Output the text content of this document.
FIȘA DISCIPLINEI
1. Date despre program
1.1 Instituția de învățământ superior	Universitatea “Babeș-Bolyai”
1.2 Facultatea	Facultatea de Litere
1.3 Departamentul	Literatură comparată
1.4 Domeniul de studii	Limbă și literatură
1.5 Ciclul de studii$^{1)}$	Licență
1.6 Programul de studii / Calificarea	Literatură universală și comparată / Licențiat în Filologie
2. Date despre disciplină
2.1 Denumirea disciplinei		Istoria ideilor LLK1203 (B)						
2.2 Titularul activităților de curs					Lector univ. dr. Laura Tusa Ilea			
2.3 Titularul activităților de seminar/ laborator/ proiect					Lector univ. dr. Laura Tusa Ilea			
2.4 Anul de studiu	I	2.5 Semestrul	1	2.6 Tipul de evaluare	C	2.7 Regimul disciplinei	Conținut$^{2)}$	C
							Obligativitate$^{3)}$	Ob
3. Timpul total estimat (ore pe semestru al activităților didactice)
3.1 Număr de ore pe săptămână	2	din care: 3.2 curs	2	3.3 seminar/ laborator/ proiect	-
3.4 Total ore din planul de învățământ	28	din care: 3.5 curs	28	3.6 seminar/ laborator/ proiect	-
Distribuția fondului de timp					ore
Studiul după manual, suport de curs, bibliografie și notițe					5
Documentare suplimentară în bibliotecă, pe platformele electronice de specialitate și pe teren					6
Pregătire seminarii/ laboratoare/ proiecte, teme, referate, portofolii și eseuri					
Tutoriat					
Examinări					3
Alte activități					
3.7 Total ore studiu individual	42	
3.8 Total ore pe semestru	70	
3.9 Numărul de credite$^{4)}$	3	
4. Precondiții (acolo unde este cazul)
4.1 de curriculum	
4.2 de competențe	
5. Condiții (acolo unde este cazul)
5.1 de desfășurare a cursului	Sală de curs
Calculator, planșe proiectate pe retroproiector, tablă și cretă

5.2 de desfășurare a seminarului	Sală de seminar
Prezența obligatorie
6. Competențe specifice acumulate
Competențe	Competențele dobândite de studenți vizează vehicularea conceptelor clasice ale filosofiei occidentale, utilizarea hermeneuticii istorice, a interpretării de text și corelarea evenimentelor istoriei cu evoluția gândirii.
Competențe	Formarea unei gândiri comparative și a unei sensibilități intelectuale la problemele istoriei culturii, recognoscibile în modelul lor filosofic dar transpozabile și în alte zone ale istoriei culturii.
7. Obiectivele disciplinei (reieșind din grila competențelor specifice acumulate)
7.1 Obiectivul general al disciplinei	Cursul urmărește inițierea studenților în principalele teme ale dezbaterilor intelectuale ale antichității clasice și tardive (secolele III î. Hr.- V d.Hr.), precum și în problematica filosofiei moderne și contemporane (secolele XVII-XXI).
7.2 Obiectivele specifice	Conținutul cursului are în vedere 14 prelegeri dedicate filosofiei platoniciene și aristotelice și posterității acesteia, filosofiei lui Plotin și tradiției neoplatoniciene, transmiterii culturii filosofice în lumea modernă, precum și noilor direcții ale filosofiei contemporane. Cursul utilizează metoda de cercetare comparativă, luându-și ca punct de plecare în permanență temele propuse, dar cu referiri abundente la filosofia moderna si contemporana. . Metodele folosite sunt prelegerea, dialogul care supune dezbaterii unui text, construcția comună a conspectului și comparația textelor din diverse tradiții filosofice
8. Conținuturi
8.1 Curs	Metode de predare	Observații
::::::::::
[EXERCISE DETAILS]
State, as a number only, how many lines in the entries include "acolo".

[ANSWER BELOW]
2